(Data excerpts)
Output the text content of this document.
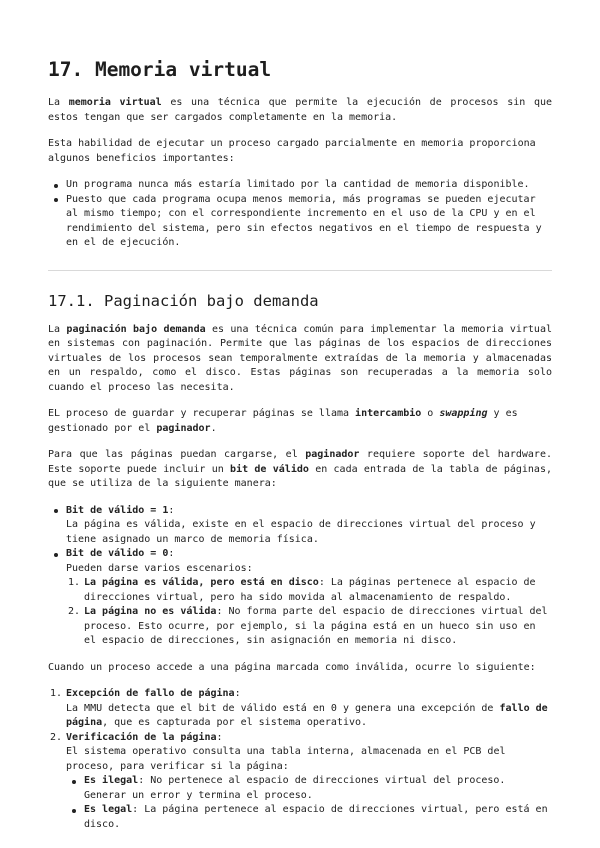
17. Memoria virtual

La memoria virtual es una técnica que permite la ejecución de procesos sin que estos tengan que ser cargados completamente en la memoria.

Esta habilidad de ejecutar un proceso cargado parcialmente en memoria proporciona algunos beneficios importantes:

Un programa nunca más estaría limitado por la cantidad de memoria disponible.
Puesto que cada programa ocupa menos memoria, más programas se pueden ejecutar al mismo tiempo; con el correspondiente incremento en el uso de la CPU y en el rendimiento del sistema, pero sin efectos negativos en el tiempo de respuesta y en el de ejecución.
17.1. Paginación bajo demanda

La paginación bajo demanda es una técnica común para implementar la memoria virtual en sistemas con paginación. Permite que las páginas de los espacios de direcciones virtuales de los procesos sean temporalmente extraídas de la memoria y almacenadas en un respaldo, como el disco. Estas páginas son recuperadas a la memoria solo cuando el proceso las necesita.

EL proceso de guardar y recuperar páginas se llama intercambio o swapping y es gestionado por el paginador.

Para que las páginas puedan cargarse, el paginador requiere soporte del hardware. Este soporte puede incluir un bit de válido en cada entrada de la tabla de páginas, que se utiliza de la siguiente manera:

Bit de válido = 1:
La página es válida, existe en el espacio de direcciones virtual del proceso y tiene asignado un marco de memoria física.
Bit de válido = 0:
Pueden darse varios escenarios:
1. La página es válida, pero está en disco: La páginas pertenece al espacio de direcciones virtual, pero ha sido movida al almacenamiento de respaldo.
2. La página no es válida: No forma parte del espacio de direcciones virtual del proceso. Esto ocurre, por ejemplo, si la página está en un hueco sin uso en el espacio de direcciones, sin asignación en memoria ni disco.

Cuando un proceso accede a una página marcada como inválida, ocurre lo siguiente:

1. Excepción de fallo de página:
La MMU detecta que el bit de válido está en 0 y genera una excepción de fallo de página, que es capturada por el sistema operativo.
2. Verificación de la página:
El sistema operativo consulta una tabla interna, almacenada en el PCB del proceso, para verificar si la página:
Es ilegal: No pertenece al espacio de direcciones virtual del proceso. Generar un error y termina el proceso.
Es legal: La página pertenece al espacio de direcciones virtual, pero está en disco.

> _WHAT IS NEEDED_: Restate each line of the records exactly; pictures do not belong in the copy.

> _ANSWER_:
Output the text content of this document.
17. Memoria virtual

La memoria virtual es una técnica que permite la ejecución de procesos sin que estos tengan que ser cargados completamente en la memoria.

Esta habilidad de ejecutar un proceso cargado parcialmente en memoria proporciona algunos beneficios importantes:

Un programa nunca más estaría limitado por la cantidad de memoria disponible.
Puesto que cada programa ocupa menos memoria, más programas se pueden ejecutar al mismo tiempo; con el correspondiente incremento en el uso de la CPU y en el rendimiento del sistema, pero sin efectos negativos en el tiempo de respuesta y en el de ejecución.
17.1. Paginación bajo demanda

La paginación bajo demanda es una técnica común para implementar la memoria virtual en sistemas con paginación. Permite que las páginas de los espacios de direcciones virtuales de los procesos sean temporalmente extraídas de la memoria y almacenadas en un respaldo, como el disco. Estas páginas son recuperadas a la memoria solo cuando el proceso las necesita.

EL proceso de guardar y recuperar páginas se llama intercambio o swapping y es gestionado por el paginador.

Para que las páginas puedan cargarse, el paginador requiere soporte del hardware. Este soporte puede incluir un bit de válido en cada entrada de la tabla de páginas, que se utiliza de la siguiente manera:

Bit de válido = 1:
La página es válida, existe en el espacio de direcciones virtual del proceso y tiene asignado un marco de memoria física.
Bit de válido = 0:
Pueden darse varios escenarios:
1. La página es válida, pero está en disco: La páginas pertenece al espacio de direcciones virtual, pero ha sido movida al almacenamiento de respaldo.
2. La página no es válida: No forma parte del espacio de direcciones virtual del proceso. Esto ocurre, por ejemplo, si la página está en un hueco sin uso en el espacio de direcciones, sin asignación en memoria ni disco.

Cuando un proceso accede a una página marcada como inválida, ocurre lo siguiente:

1. Excepción de fallo de página:
La MMU detecta que el bit de válido está en 0 y genera una excepción de fallo de página, que es capturada por el sistema operativo.
2. Verificación de la página:
El sistema operativo consulta una tabla interna, almacenada en el PCB del proceso, para verificar si la página:
Es ilegal: No pertenece al espacio de direcciones virtual del proceso. Generar un error y termina el proceso.
Es legal: La página pertenece al espacio de direcciones virtual, pero está en disco.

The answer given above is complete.